Filter the lines below, copying only those with the string "that".

— START ROWS —

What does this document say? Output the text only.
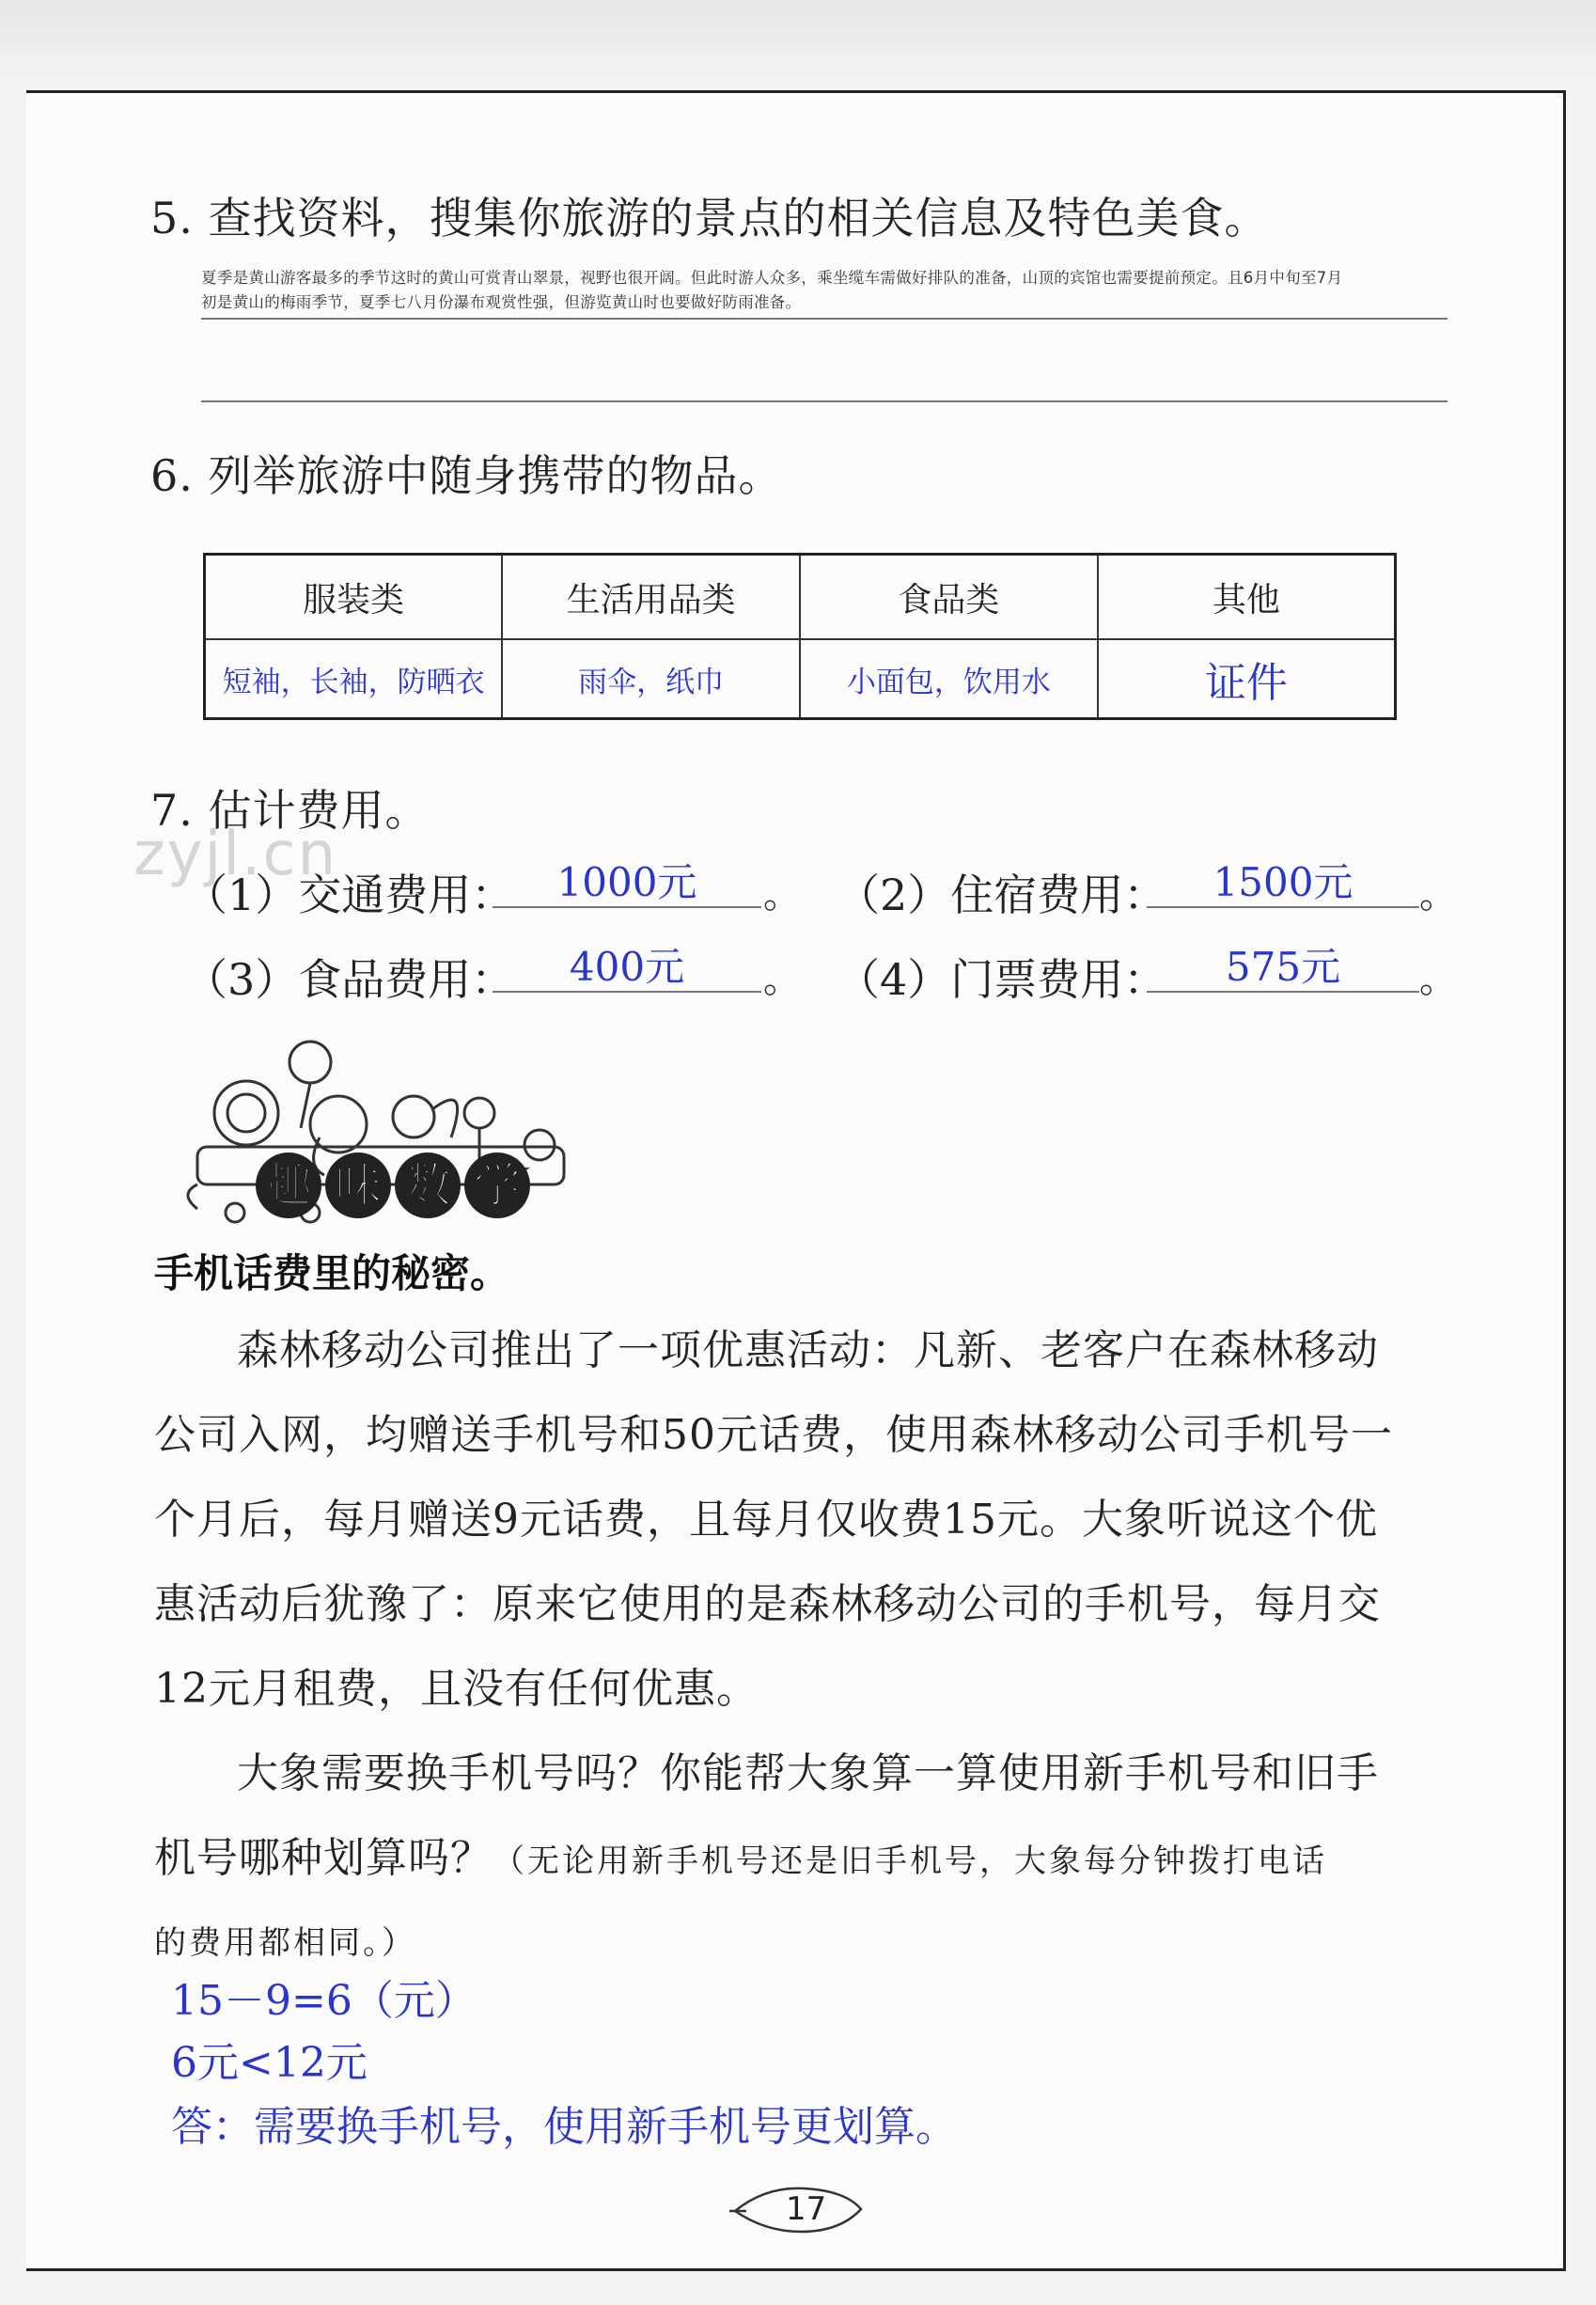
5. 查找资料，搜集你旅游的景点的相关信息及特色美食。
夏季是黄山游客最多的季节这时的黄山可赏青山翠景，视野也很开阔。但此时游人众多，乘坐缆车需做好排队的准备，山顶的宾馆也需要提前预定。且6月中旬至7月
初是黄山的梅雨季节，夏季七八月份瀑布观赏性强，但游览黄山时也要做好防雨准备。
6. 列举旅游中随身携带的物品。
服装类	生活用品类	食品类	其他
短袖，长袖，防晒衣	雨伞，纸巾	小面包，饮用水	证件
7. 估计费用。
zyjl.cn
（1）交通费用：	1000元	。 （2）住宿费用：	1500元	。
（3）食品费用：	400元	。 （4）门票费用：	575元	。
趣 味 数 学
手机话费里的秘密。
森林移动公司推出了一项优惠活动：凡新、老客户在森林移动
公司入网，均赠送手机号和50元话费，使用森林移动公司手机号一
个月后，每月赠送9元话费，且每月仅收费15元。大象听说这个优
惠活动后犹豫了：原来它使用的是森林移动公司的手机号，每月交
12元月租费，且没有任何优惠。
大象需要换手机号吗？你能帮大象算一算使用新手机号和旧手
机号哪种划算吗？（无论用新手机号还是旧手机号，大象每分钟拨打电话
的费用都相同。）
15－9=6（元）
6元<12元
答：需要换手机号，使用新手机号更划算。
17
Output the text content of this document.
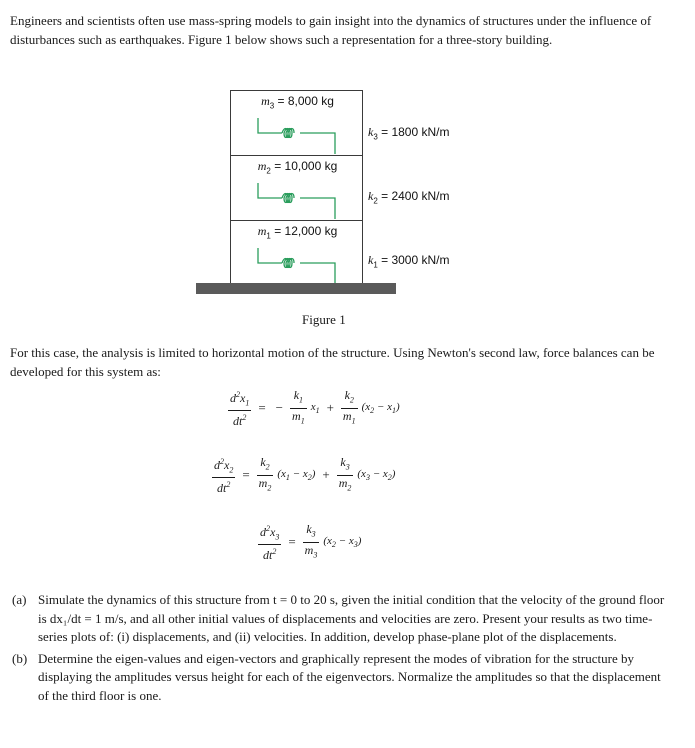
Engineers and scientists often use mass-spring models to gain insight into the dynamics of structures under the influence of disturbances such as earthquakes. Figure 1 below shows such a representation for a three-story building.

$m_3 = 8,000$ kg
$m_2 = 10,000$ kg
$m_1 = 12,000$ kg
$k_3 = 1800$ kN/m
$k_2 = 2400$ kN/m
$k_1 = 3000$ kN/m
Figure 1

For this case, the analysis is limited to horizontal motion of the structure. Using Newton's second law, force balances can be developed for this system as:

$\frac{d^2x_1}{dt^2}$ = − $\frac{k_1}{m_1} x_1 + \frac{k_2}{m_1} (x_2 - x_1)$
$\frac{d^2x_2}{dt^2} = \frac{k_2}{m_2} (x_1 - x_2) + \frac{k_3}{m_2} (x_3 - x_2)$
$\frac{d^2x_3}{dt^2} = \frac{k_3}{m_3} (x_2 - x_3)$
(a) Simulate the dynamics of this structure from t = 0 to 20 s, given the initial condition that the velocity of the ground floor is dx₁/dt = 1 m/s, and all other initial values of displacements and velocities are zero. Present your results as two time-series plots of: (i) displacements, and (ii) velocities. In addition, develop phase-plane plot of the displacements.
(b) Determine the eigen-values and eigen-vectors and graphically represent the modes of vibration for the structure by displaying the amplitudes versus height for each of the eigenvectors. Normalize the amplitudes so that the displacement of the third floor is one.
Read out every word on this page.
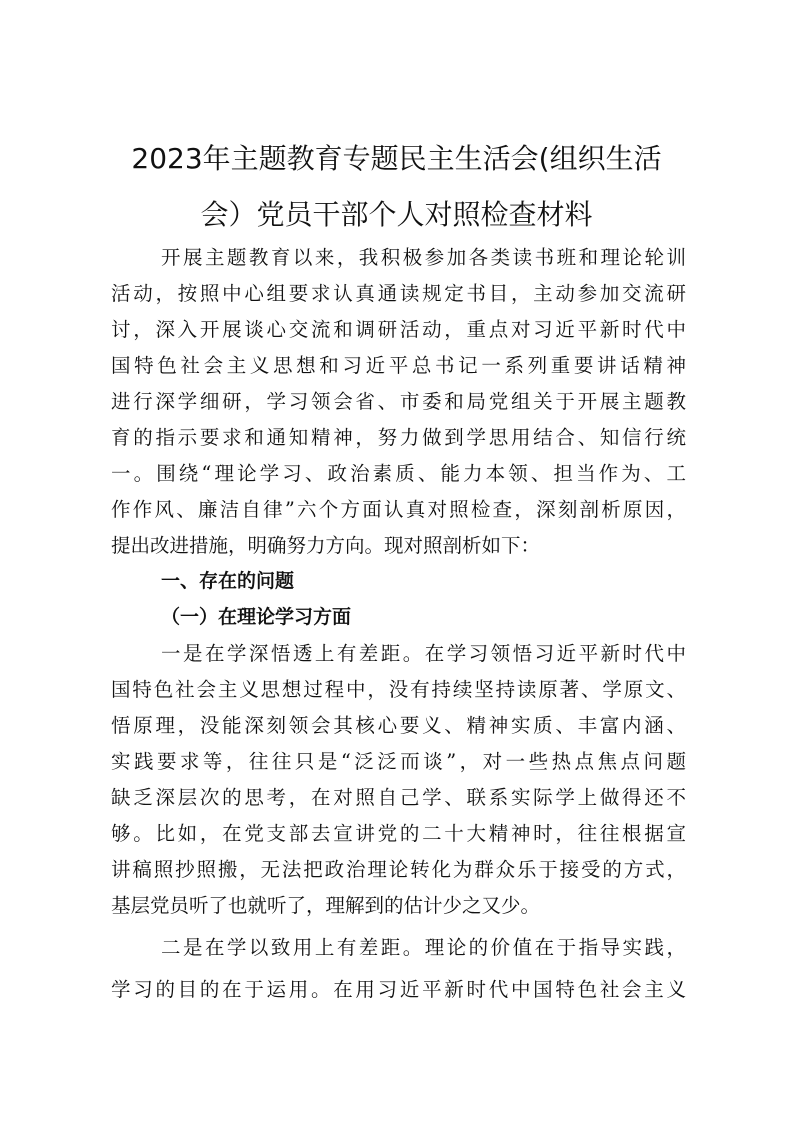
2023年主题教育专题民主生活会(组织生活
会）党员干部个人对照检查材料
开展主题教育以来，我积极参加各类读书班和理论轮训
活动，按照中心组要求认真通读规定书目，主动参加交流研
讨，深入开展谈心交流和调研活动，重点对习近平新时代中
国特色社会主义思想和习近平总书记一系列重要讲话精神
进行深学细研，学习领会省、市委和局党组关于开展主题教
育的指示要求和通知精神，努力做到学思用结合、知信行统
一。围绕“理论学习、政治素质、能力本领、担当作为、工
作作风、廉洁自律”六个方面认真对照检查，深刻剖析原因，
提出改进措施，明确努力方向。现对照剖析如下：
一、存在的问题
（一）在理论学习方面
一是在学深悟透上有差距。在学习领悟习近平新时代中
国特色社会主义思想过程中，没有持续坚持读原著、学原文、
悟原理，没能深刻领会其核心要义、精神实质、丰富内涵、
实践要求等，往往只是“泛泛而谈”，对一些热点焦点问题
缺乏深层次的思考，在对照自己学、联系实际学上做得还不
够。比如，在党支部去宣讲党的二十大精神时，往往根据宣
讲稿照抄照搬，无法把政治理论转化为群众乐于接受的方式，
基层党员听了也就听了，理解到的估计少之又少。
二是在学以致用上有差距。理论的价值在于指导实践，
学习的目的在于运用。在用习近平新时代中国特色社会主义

— END ROWS —

* _FINAL RESULT_:
(a) Simulate the dynamics of this structure from t = 0 to 20 s, given the initial condition that the velocity of the ground floor is dx₁/dt = 1 m/s, and all other initial values of displacements and velocities are zero. Present your results as two time-series plots of: (i) displacements, and (ii) velocities. In addition, develop phase-plane plot of the displacements.
(b) Determine the eigen-values and eigen-vectors and graphically represent the modes of vibration for the structure by displaying the amplitudes versus height for each of the eigenvectors. Normalize the amplitudes so that the displacement of the third floor is one.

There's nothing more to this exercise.